• _Brief_:
Filter out everything except lines holding "Material".

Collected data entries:
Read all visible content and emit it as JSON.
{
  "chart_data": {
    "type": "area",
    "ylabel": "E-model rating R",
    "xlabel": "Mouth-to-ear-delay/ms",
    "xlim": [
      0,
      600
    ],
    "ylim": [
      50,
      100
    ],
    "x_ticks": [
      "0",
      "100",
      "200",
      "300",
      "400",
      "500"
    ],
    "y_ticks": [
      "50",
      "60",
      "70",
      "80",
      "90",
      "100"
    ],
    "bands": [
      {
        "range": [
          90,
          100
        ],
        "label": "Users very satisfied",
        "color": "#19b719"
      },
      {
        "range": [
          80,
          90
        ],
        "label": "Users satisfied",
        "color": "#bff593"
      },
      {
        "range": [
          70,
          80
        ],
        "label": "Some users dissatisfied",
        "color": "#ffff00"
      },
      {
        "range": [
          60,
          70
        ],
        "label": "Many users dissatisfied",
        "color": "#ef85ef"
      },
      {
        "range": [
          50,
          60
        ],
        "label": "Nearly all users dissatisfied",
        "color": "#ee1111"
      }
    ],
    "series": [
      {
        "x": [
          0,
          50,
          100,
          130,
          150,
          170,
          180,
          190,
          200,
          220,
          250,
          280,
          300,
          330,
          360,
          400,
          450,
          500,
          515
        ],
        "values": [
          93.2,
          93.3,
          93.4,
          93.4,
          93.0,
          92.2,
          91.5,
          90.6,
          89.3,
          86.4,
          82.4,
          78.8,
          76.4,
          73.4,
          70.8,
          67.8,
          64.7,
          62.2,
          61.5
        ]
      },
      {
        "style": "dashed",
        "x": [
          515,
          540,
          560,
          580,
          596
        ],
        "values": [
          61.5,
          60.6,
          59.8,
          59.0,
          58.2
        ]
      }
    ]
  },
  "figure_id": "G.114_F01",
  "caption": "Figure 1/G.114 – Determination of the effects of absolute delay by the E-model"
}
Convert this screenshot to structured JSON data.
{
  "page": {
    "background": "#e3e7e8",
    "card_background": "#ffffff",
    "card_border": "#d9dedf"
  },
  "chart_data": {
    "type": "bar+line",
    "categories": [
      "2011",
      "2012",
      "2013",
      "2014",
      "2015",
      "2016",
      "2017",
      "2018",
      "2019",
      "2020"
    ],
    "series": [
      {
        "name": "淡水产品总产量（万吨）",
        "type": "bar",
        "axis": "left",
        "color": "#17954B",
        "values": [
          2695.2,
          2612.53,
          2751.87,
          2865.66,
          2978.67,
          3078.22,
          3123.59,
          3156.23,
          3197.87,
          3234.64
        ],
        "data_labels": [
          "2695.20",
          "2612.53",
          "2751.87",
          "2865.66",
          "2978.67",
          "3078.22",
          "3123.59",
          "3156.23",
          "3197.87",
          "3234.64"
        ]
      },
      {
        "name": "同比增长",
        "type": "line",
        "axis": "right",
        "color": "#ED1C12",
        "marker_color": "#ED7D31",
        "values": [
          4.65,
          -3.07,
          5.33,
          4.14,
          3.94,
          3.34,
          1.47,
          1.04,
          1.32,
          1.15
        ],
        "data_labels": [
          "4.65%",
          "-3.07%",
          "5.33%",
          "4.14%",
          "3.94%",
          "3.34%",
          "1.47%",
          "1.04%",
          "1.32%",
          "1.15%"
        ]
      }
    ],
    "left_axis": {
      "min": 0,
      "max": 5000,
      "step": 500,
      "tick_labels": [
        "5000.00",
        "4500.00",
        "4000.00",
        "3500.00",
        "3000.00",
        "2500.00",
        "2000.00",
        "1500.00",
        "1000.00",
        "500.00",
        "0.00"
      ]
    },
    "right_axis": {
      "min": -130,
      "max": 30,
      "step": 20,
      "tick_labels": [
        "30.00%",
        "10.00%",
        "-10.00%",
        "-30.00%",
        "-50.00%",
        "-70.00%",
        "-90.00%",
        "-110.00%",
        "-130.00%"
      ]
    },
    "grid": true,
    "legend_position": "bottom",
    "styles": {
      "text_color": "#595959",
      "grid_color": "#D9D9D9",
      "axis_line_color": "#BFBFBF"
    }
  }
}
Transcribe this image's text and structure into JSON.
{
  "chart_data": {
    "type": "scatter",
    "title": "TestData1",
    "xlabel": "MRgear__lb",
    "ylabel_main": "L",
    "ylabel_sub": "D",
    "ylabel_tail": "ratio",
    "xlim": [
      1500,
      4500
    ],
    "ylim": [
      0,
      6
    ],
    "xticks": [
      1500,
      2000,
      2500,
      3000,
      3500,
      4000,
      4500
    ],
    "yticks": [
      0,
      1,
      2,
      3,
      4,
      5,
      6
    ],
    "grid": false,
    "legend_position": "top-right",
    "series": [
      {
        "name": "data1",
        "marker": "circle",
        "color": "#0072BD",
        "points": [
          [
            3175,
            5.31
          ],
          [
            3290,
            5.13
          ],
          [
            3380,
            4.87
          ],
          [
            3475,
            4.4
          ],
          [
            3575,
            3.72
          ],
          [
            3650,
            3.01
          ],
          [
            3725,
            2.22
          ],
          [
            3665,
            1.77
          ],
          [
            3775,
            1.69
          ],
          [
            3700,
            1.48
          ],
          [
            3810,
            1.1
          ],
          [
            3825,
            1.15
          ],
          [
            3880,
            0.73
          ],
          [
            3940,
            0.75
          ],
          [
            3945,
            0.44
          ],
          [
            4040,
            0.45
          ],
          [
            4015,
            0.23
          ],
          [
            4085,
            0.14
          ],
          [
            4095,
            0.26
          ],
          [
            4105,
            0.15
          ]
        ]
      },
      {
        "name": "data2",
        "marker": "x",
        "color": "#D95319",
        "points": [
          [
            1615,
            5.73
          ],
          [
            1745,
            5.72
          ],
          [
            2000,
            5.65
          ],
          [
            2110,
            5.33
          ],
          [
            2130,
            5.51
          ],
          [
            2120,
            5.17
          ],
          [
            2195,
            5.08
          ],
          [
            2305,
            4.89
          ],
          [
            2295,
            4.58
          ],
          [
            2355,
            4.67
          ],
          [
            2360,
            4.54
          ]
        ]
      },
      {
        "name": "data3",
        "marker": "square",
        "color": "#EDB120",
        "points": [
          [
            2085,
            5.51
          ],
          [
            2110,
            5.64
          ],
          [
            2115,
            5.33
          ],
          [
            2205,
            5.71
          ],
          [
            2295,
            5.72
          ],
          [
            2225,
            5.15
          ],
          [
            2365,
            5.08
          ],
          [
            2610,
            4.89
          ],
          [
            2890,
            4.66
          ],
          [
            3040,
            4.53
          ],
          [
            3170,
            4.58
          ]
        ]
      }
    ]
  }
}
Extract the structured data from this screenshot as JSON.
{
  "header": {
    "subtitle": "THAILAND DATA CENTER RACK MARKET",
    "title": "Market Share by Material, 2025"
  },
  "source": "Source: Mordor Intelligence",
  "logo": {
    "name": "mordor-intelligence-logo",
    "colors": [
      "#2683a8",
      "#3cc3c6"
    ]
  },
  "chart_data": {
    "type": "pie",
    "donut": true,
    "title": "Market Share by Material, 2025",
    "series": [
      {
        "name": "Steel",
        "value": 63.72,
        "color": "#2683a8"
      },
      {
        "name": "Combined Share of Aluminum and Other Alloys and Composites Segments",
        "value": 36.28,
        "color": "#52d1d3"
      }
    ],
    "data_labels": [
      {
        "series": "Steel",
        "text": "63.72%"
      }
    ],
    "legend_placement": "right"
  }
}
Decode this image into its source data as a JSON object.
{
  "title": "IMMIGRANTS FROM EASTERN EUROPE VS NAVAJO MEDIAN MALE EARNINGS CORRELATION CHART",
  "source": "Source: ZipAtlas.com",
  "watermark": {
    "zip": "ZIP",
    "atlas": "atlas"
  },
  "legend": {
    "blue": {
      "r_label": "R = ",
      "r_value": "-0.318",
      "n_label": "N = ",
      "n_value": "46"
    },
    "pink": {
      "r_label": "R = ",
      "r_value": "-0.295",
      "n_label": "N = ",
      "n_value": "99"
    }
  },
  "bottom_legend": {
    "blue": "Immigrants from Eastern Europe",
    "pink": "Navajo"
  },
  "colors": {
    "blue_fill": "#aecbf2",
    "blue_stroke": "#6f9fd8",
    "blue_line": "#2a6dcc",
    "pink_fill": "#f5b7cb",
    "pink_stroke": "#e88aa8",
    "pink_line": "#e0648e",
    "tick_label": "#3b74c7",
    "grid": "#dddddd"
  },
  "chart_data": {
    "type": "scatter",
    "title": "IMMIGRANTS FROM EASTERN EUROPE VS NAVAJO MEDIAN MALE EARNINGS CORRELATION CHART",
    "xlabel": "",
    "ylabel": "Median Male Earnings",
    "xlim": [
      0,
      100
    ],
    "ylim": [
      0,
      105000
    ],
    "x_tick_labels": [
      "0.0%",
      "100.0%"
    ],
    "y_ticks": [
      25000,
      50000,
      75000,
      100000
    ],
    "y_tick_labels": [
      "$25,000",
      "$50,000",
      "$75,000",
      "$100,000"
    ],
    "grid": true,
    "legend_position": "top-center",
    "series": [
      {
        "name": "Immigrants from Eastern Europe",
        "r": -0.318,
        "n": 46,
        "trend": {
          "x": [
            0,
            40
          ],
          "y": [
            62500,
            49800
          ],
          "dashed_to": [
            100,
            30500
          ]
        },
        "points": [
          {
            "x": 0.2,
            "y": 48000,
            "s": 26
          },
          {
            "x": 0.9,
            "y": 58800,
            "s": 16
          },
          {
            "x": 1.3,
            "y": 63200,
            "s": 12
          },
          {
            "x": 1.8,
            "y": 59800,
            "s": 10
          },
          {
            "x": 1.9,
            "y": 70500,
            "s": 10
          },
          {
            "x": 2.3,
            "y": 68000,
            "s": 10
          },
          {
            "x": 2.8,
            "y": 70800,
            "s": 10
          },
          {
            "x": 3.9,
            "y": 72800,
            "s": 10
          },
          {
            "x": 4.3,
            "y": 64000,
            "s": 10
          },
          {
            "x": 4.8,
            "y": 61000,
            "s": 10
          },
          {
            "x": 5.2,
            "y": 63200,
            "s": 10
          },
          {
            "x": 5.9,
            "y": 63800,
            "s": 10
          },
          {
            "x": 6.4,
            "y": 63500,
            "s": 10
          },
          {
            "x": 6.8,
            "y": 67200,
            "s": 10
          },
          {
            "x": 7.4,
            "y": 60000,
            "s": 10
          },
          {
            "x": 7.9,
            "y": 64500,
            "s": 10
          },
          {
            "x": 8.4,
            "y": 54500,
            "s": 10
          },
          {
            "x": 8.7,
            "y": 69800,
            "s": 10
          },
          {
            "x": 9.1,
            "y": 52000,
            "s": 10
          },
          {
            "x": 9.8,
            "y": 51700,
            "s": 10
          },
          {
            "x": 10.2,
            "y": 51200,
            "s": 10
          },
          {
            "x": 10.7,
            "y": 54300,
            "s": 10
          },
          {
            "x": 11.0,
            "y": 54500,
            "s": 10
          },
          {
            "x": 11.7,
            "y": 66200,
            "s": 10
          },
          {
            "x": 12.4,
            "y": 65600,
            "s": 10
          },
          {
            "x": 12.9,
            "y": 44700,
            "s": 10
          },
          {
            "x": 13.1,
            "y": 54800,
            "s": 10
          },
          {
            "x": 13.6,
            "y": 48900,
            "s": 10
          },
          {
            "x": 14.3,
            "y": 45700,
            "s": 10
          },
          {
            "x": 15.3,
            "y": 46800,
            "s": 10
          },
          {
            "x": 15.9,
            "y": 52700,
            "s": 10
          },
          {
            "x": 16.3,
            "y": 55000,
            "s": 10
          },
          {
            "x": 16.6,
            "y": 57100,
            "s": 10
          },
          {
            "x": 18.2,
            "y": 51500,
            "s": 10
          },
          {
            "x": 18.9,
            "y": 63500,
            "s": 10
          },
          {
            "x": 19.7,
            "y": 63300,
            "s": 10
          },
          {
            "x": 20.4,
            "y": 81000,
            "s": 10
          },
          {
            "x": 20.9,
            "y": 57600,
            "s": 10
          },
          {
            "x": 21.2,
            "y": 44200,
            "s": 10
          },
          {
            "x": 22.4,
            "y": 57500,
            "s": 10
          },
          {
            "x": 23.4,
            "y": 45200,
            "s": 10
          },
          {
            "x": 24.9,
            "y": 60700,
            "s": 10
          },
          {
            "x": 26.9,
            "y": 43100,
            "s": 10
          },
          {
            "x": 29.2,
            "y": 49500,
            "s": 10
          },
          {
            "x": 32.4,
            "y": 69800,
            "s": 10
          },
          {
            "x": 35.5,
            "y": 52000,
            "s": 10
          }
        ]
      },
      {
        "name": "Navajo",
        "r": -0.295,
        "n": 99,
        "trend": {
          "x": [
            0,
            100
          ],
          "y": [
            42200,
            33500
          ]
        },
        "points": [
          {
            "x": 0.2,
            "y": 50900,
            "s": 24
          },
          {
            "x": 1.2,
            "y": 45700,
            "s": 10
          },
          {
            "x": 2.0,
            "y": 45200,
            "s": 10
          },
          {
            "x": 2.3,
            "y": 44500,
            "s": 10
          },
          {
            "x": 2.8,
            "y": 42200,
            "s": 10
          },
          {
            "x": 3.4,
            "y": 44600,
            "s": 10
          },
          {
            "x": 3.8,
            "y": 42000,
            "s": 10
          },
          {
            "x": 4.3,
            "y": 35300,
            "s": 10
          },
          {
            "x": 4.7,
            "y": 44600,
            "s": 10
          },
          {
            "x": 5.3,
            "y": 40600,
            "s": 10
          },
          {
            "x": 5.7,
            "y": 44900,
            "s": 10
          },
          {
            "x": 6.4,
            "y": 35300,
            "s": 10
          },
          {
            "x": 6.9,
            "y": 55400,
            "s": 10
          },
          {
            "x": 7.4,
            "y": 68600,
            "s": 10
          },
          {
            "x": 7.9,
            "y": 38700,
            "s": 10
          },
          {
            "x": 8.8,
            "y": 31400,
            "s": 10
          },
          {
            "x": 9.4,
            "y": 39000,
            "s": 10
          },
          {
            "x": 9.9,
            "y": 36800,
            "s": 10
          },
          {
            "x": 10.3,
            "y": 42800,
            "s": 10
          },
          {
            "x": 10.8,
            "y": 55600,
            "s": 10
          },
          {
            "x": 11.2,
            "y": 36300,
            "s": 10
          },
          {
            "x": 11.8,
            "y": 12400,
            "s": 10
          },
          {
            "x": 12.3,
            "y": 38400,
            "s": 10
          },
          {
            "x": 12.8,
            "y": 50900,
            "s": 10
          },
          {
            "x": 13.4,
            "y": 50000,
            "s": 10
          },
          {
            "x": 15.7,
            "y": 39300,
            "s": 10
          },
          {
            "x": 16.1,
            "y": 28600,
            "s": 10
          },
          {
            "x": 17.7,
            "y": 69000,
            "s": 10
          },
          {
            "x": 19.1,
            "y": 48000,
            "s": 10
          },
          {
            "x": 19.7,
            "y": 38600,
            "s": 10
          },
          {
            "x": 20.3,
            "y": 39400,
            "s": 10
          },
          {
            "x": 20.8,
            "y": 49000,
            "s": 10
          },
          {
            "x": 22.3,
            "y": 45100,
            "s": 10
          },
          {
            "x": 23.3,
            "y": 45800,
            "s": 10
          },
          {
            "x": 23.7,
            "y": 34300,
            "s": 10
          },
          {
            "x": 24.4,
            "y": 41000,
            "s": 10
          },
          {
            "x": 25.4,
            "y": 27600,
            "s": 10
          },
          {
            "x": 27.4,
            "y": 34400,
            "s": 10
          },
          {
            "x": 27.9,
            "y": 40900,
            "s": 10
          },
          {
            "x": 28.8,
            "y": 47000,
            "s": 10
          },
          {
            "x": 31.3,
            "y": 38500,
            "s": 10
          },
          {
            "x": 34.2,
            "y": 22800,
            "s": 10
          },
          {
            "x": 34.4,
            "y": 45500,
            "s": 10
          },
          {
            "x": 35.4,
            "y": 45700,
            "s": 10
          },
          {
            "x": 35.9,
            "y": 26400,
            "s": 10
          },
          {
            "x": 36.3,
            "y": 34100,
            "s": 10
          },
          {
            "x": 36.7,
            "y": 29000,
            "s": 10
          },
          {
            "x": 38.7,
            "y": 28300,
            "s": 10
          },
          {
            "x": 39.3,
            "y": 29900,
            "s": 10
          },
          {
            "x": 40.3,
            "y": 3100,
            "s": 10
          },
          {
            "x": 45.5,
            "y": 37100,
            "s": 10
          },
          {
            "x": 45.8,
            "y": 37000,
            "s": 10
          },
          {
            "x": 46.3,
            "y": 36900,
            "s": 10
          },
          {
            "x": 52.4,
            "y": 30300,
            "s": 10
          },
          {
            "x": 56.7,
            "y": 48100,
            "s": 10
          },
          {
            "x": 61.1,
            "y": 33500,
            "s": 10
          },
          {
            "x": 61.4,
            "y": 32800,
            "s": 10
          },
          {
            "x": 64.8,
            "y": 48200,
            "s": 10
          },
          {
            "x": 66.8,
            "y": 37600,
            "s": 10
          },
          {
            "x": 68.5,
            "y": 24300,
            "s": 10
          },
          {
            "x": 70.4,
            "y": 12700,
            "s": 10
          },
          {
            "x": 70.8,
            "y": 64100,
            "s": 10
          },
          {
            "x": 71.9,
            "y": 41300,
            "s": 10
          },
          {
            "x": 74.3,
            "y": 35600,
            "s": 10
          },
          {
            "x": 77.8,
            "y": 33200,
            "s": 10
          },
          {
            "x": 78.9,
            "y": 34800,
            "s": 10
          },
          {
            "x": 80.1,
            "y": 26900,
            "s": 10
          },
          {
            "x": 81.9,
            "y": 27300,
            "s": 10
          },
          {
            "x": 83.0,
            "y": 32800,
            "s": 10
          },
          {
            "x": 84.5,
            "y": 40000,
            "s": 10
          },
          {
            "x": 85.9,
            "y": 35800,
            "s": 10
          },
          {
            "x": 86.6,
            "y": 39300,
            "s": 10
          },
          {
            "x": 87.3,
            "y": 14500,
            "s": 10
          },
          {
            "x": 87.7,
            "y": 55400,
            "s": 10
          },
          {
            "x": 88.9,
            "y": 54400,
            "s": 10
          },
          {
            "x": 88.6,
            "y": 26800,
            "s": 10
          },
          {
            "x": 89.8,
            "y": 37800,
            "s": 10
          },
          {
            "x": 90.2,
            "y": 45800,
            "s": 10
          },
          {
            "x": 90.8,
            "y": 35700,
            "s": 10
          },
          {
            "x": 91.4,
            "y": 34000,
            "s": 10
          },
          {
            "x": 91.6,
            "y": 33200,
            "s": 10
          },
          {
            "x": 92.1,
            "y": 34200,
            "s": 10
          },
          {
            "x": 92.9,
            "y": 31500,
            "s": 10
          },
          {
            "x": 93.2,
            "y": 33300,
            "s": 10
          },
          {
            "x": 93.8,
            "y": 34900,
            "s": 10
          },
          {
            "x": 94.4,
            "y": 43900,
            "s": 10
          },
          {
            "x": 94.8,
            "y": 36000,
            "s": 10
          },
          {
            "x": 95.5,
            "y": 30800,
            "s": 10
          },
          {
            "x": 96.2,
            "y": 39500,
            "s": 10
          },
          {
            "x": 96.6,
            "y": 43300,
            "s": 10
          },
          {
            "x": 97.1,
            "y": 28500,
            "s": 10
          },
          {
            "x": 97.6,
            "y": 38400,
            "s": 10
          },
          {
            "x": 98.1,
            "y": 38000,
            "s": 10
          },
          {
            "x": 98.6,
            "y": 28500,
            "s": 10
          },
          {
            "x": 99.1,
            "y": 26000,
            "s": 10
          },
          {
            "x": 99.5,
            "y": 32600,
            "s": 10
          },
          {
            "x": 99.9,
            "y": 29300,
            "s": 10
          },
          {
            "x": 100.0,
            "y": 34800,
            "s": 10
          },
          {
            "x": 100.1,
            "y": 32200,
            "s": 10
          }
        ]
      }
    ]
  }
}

• _Answer to the exercise_:
    "title": "Market Share by Material, 2025"
    "title": "Market Share by Material, 2025",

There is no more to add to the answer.